#### The problem:
Below is some material; transcribe all of it exactly.
——————
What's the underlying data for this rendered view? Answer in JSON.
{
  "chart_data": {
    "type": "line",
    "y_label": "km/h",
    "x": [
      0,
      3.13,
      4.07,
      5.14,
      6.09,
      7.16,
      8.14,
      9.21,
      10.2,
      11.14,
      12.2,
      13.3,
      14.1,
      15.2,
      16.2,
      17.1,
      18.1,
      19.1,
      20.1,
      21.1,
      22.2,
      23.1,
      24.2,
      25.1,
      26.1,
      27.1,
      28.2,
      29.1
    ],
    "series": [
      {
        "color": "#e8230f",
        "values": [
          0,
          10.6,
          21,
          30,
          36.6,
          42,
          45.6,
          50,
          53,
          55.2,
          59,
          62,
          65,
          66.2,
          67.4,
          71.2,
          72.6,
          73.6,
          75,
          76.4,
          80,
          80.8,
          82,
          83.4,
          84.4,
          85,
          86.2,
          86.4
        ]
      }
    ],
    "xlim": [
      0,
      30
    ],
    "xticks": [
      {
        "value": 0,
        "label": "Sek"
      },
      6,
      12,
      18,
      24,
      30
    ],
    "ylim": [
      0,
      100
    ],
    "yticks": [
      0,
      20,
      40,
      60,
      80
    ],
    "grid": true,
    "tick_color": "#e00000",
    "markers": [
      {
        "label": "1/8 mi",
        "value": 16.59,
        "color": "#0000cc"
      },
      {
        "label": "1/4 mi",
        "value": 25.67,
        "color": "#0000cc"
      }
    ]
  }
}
——————
#### Solution to this task:
What's the underlying data for this rendered view? Answer in JSON.
{
  "chart_data": {
    "type": "line",
    "y_label": "km/h",
    "x": [
      0,
      3.13,
      4.07,
      5.14,
      6.09,
      7.16,
      8.14,
      9.21,
      10.2,
      11.14,
      12.2,
      13.3,
      14.1,
      15.2,
      16.2,
      17.1,
      18.1,
      19.1,
      20.1,
      21.1,
      22.2,
      23.1,
      24.2,
      25.1,
      26.1,
      27.1,
      28.2,
      29.1
    ],
    "series": [
      {
        "color": "#e8230f",
        "values": [
          0,
          10.6,
          21,
          30,
          36.6,
          42,
          45.6,
          50,
          53,
          55.2,
          59,
          62,
          65,
          66.2,
          67.4,
          71.2,
          72.6,
          73.6,
          75,
          76.4,
          80,
          80.8,
          82,
          83.4,
          84.4,
          85,
          86.2,
          86.4
        ]
      }
    ],
    "xlim": [
      0,
      30
    ],
    "xticks": [
      {
        "value": 0,
        "label": "Sek"
      },
      6,
      12,
      18,
      24,
      30
    ],
    "ylim": [
      0,
      100
    ],
    "yticks": [
      0,
      20,
      40,
      60,
      80
    ],
    "grid": true,
    "tick_color": "#e00000",
    "markers": [
      {
        "label": "1/8 mi",
        "value": 16.59,
        "color": "#0000cc"
      },
      {
        "label": "1/4 mi",
        "value": 25.67,
        "color": "#0000cc"
      }
    ]
  }
}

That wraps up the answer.